Aim: Extract the whole listing as it stands. Do not include the pictures.

(Data tied to figure images)
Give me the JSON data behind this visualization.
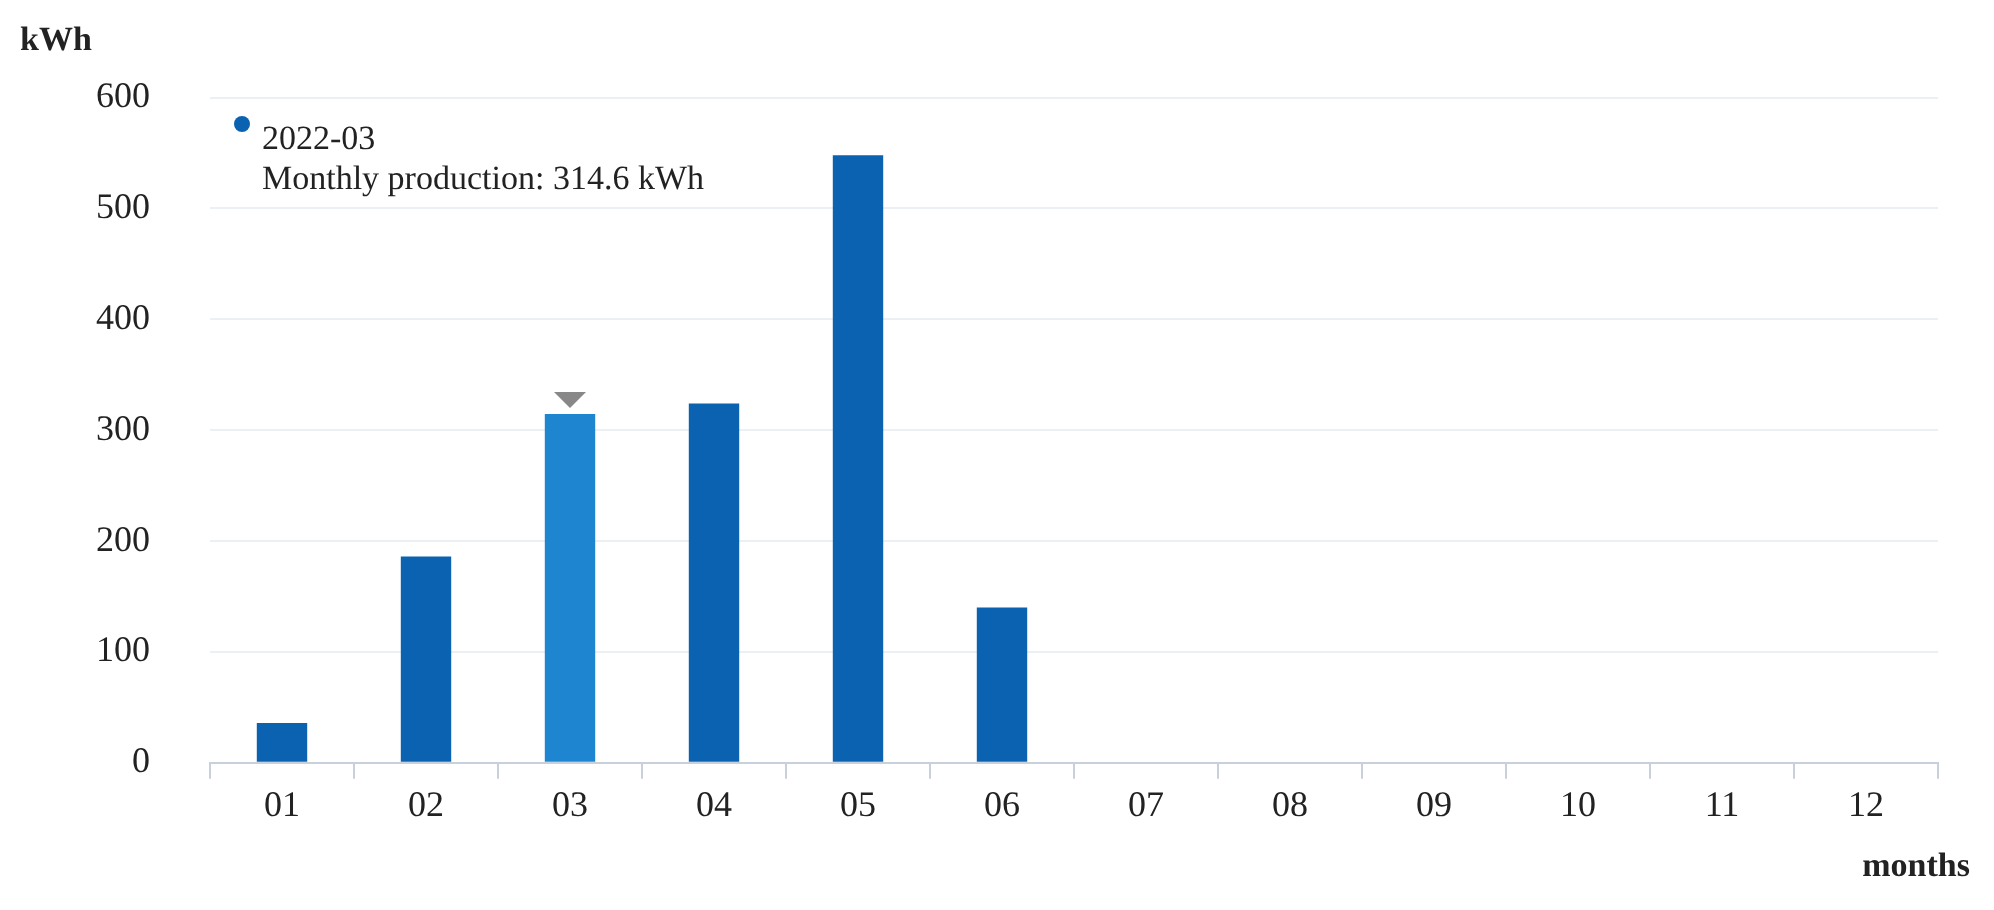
{
  "chart_data": {
    "type": "bar",
    "xlabel": "months",
    "ylabel": "kWh",
    "categories": [
      "01",
      "02",
      "03",
      "04",
      "05",
      "06",
      "07",
      "08",
      "09",
      "10",
      "11",
      "12"
    ],
    "values": [
      36,
      186,
      314.6,
      324,
      548,
      140,
      null,
      null,
      null,
      null,
      null,
      null
    ],
    "colors": [
      "#0a62b0",
      "#0a62b0",
      "#1e86d0",
      "#0a62b0",
      "#0a62b0",
      "#0a62b0",
      "#0a62b0",
      "#0a62b0",
      "#0a62b0",
      "#0a62b0",
      "#0a62b0",
      "#0a62b0"
    ],
    "ylim": [
      0,
      600
    ],
    "yticks": [
      0,
      100,
      200,
      300,
      400,
      500,
      600
    ],
    "grid": "y",
    "annotations": [
      "2022-03",
      "Monthly production: 314.6 kWh"
    ]
  }
}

Full response:
Give me the JSON data behind this visualization.
{
  "chart_data": {
    "type": "bar",
    "xlabel": "months",
    "ylabel": "kWh",
    "categories": [
      "01",
      "02",
      "03",
      "04",
      "05",
      "06",
      "07",
      "08",
      "09",
      "10",
      "11",
      "12"
    ],
    "values": [
      36,
      186,
      314.6,
      324,
      548,
      140,
      null,
      null,
      null,
      null,
      null,
      null
    ],
    "colors": [
      "#0a62b0",
      "#0a62b0",
      "#1e86d0",
      "#0a62b0",
      "#0a62b0",
      "#0a62b0",
      "#0a62b0",
      "#0a62b0",
      "#0a62b0",
      "#0a62b0",
      "#0a62b0",
      "#0a62b0"
    ],
    "ylim": [
      0,
      600
    ],
    "yticks": [
      0,
      100,
      200,
      300,
      400,
      500,
      600
    ],
    "grid": "y",
    "annotations": [
      "2022-03",
      "Monthly production: 314.6 kWh"
    ]
  }
}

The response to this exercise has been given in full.